>>

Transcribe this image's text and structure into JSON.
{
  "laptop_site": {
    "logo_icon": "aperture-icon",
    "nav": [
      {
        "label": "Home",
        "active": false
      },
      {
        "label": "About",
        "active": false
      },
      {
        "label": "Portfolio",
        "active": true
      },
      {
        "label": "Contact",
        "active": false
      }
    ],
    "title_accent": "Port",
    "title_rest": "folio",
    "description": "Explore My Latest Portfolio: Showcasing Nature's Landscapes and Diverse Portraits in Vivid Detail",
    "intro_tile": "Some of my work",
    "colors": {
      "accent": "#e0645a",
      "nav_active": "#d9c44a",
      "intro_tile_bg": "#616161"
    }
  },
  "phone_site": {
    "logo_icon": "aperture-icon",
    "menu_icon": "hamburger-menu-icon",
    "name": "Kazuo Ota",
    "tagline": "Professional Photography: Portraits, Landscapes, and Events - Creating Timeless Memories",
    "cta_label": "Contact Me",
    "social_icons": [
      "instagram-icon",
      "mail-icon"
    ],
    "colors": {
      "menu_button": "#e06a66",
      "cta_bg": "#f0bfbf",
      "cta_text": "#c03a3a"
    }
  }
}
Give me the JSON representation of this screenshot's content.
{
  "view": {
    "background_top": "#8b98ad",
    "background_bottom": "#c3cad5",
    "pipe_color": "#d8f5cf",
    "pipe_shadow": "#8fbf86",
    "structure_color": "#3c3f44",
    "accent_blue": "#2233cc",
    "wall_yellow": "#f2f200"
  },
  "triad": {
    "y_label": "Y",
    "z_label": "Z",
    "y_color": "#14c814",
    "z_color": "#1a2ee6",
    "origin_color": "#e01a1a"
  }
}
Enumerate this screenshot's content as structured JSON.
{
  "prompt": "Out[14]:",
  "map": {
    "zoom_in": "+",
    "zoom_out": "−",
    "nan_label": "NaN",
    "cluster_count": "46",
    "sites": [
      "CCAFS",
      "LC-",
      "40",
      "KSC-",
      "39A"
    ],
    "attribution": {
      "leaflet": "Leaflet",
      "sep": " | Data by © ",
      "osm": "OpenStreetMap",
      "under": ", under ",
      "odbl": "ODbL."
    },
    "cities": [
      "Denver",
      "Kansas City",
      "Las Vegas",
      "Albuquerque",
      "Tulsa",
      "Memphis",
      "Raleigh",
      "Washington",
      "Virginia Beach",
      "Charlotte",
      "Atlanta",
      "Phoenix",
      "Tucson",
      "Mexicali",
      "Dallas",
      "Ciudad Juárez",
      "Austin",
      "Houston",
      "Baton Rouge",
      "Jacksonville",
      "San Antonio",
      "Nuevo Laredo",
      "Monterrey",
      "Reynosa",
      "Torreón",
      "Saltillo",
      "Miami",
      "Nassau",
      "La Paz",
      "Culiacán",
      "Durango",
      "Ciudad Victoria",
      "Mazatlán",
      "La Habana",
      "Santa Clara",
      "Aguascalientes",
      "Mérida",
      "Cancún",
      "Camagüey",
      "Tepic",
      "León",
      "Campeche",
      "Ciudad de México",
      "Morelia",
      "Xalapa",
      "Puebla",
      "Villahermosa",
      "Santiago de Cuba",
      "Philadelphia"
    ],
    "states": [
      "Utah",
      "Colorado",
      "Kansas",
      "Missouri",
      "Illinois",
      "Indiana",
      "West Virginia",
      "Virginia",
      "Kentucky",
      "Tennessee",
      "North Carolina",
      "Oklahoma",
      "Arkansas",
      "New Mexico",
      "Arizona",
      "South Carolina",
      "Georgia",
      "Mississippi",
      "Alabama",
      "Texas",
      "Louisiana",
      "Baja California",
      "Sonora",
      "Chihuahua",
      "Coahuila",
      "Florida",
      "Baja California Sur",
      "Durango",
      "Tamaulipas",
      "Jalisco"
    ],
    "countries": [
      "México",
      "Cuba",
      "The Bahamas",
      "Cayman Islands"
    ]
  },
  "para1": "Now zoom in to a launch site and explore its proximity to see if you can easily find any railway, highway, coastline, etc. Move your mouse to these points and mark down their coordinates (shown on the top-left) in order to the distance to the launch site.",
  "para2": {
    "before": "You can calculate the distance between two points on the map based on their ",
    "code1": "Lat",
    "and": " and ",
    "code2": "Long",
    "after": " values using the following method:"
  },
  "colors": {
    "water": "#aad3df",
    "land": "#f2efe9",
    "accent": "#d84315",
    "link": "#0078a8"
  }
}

<<

_THE TASK_
Reproduce the data shown above exactly.

_RESPONSE TO THE EXERCISE_
Transcribe this image's text and structure into JSON.
{
  "laptop_site": {
    "logo_icon": "aperture-icon",
    "nav": [
      {
        "label": "Home",
        "active": false
      },
      {
        "label": "About",
        "active": false
      },
      {
        "label": "Portfolio",
        "active": true
      },
      {
        "label": "Contact",
        "active": false
      }
    ],
    "title_accent": "Port",
    "title_rest": "folio",
    "description": "Explore My Latest Portfolio: Showcasing Nature's Landscapes and Diverse Portraits in Vivid Detail",
    "intro_tile": "Some of my work",
    "colors": {
      "accent": "#e0645a",
      "nav_active": "#d9c44a",
      "intro_tile_bg": "#616161"
    }
  },
  "phone_site": {
    "logo_icon": "aperture-icon",
    "menu_icon": "hamburger-menu-icon",
    "name": "Kazuo Ota",
    "tagline": "Professional Photography: Portraits, Landscapes, and Events - Creating Timeless Memories",
    "cta_label": "Contact Me",
    "social_icons": [
      "instagram-icon",
      "mail-icon"
    ],
    "colors": {
      "menu_button": "#e06a66",
      "cta_bg": "#f0bfbf",
      "cta_text": "#c03a3a"
    }
  }
}
Give me the JSON representation of this screenshot's content.
{
  "view": {
    "background_top": "#8b98ad",
    "background_bottom": "#c3cad5",
    "pipe_color": "#d8f5cf",
    "pipe_shadow": "#8fbf86",
    "structure_color": "#3c3f44",
    "accent_blue": "#2233cc",
    "wall_yellow": "#f2f200"
  },
  "triad": {
    "y_label": "Y",
    "z_label": "Z",
    "y_color": "#14c814",
    "z_color": "#1a2ee6",
    "origin_color": "#e01a1a"
  }
}
Enumerate this screenshot's content as structured JSON.
{
  "prompt": "Out[14]:",
  "map": {
    "zoom_in": "+",
    "zoom_out": "−",
    "nan_label": "NaN",
    "cluster_count": "46",
    "sites": [
      "CCAFS",
      "LC-",
      "40",
      "KSC-",
      "39A"
    ],
    "attribution": {
      "leaflet": "Leaflet",
      "sep": " | Data by © ",
      "osm": "OpenStreetMap",
      "under": ", under ",
      "odbl": "ODbL."
    },
    "cities": [
      "Denver",
      "Kansas City",
      "Las Vegas",
      "Albuquerque",
      "Tulsa",
      "Memphis",
      "Raleigh",
      "Washington",
      "Virginia Beach",
      "Charlotte",
      "Atlanta",
      "Phoenix",
      "Tucson",
      "Mexicali",
      "Dallas",
      "Ciudad Juárez",
      "Austin",
      "Houston",
      "Baton Rouge",
      "Jacksonville",
      "San Antonio",
      "Nuevo Laredo",
      "Monterrey",
      "Reynosa",
      "Torreón",
      "Saltillo",
      "Miami",
      "Nassau",
      "La Paz",
      "Culiacán",
      "Durango",
      "Ciudad Victoria",
      "Mazatlán",
      "La Habana",
      "Santa Clara",
      "Aguascalientes",
      "Mérida",
      "Cancún",
      "Camagüey",
      "Tepic",
      "León",
      "Campeche",
      "Ciudad de México",
      "Morelia",
      "Xalapa",
      "Puebla",
      "Villahermosa",
      "Santiago de Cuba",
      "Philadelphia"
    ],
    "states": [
      "Utah",
      "Colorado",
      "Kansas",
      "Missouri",
      "Illinois",
      "Indiana",
      "West Virginia",
      "Virginia",
      "Kentucky",
      "Tennessee",
      "North Carolina",
      "Oklahoma",
      "Arkansas",
      "New Mexico",
      "Arizona",
      "South Carolina",
      "Georgia",
      "Mississippi",
      "Alabama",
      "Texas",
      "Louisiana",
      "Baja California",
      "Sonora",
      "Chihuahua",
      "Coahuila",
      "Florida",
      "Baja California Sur",
      "Durango",
      "Tamaulipas",
      "Jalisco"
    ],
    "countries": [
      "México",
      "Cuba",
      "The Bahamas",
      "Cayman Islands"
    ]
  },
  "para1": "Now zoom in to a launch site and explore its proximity to see if you can easily find any railway, highway, coastline, etc. Move your mouse to these points and mark down their coordinates (shown on the top-left) in order to the distance to the launch site.",
  "para2": {
    "before": "You can calculate the distance between two points on the map based on their ",
    "code1": "Lat",
    "and": " and ",
    "code2": "Long",
    "after": " values using the following method:"
  },
  "colors": {
    "water": "#aad3df",
    "land": "#f2efe9",
    "accent": "#d84315",
    "link": "#0078a8"
  }
}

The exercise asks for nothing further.